Pull every line holding the string "cases" from the records below.

______

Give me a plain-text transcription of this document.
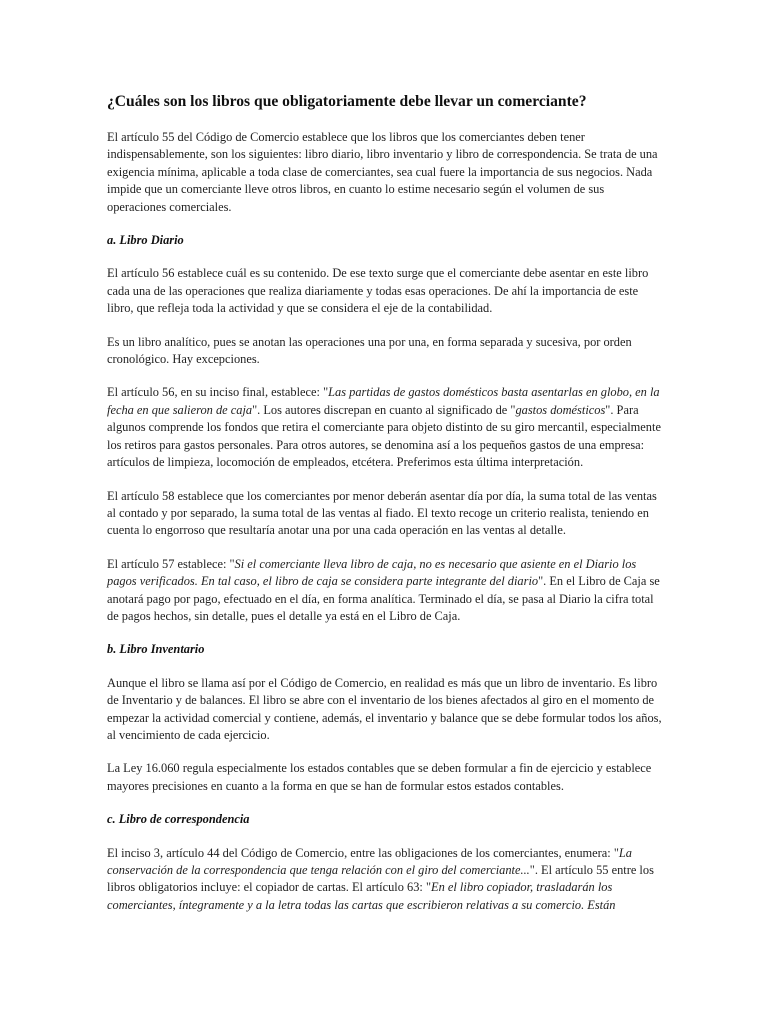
¿Cuáles son los libros que obligatoriamente debe llevar un comerciante?

El artículo 55 del Código de Comercio establece que los libros que los comerciantes deben tener indispensablemente, son los siguientes: libro diario, libro inventario y libro de correspondencia. Se trata de una exigencia mínima, aplicable a toda clase de comerciantes, sea cual fuere la importancia de sus negocios. Nada impide que un comerciante lleve otros libros, en cuanto lo estime necesario según el volumen de sus operaciones comerciales.

a. Libro Diario

El artículo 56 establece cuál es su contenido. De ese texto surge que el comerciante debe asentar en este libro cada una de las operaciones que realiza diariamente y todas esas operaciones. De ahí la importancia de este libro, que refleja toda la actividad y que se considera el eje de la contabilidad.

Es un libro analítico, pues se anotan las operaciones una por una, en forma separada y sucesiva, por orden cronológico. Hay excepciones.

El artículo 56, en su inciso final, establece: "Las partidas de gastos domésticos basta asentarlas en globo, en la fecha en que salieron de caja". Los autores discrepan en cuanto al significado de "gastos domésticos". Para algunos comprende los fondos que retira el comerciante para objeto distinto de su giro mercantil, especialmente los retiros para gastos personales. Para otros autores, se denomina así a los pequeños gastos de una empresa: artículos de limpieza, locomoción de empleados, etcétera. Preferimos esta última interpretación.

El artículo 58 establece que los comerciantes por menor deberán asentar día por día, la suma total de las ventas al contado y por separado, la suma total de las ventas al fiado. El texto recoge un criterio realista, teniendo en cuenta lo engorroso que resultaría anotar una por una cada operación en las ventas al detalle.

El artículo 57 establece: "Si el comerciante lleva libro de caja, no es necesario que asiente en el Diario los pagos verificados. En tal caso, el libro de caja se considera parte integrante del diario". En el Libro de Caja se anotará pago por pago, efectuado en el día, en forma analítica. Terminado el día, se pasa al Diario la cifra total de pagos hechos, sin detalle, pues el detalle ya está en el Libro de Caja.

b. Libro Inventario

Aunque el libro se llama así por el Código de Comercio, en realidad es más que un libro de inventario. Es libro de Inventario y de balances. El libro se abre con el inventario de los bienes afectados al giro en el momento de empezar la actividad comercial y contiene, además, el inventario y balance que se debe formular todos los años, al vencimiento de cada ejercicio.

La Ley 16.060 regula especialmente los estados contables que se deben formular a fin de ejercicio y establece mayores precisiones en cuanto a la forma en que se han de formular estos estados contables.

c. Libro de correspondencia

El inciso 3, artículo 44 del Código de Comercio, entre las obligaciones de los comerciantes, enumera: "La conservación de la correspondencia que tenga relación con el giro del comerciante...". El artículo 55 entre los libros obligatorios incluye: el copiador de cartas. El artículo 63: "En el libro copiador, trasladarán los comerciantes, íntegramente y a la letra todas las cartas que escribieron relativas a su comercio. Están
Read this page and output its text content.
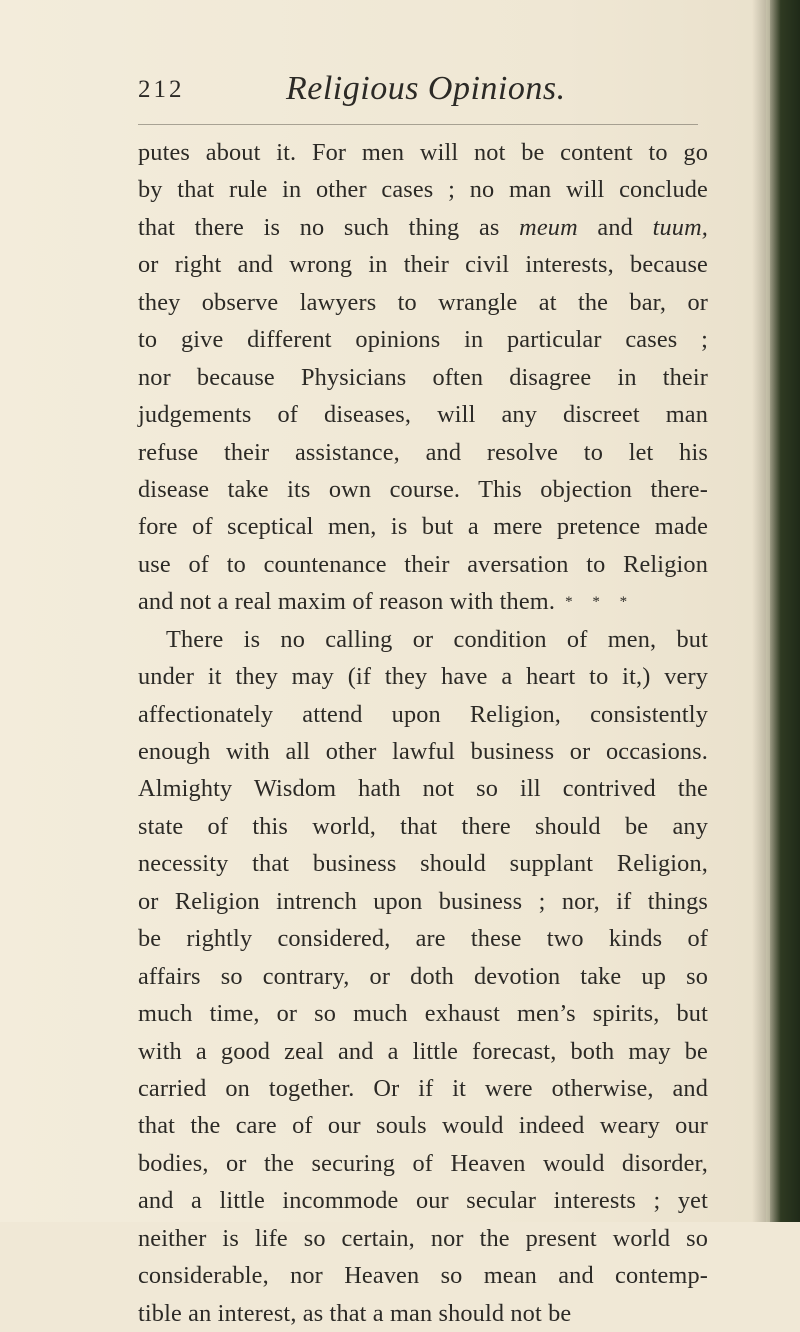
212	Religious Opinions.
putes about it. For men will not be content to go
by that rule in other cases ; no man will conclude
that there is no such thing as meum and tuum,
or right and wrong in their civil interests, because
they observe lawyers to wrangle at the bar, or
to give different opinions in particular cases ;
nor because Physicians often disagree in their
judgements of diseases, will any discreet man
refuse their assistance, and resolve to let his
disease take its own course. This objection there-
fore of sceptical men, is but a mere pretence made
use of to countenance their aversation to Religion
and not a real maxim of reason with them. * * *
There is no calling or condition of men, but
under it they may (if they have a heart to it,) very
affectionately attend upon Religion, consistently
enough with all other lawful business or occasions.
Almighty Wisdom hath not so ill contrived the
state of this world, that there should be any
necessity that business should supplant Religion,
or Religion intrench upon business ; nor, if things
be rightly considered, are these two kinds of
affairs so contrary, or doth devotion take up so
much time, or so much exhaust men’s spirits, but
with a good zeal and a little forecast, both may be
carried on together. Or if it were otherwise, and
that the care of our souls would indeed weary our
bodies, or the securing of Heaven would disorder,
and a little incommode our secular interests ; yet
neither is life so certain, nor the present world so
considerable, nor Heaven so mean and contemp-
tible an interest, as that a man should not be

______

> THE RESPONSE
by that rule in other cases ; no man will conclude
to give different opinions in particular cases ;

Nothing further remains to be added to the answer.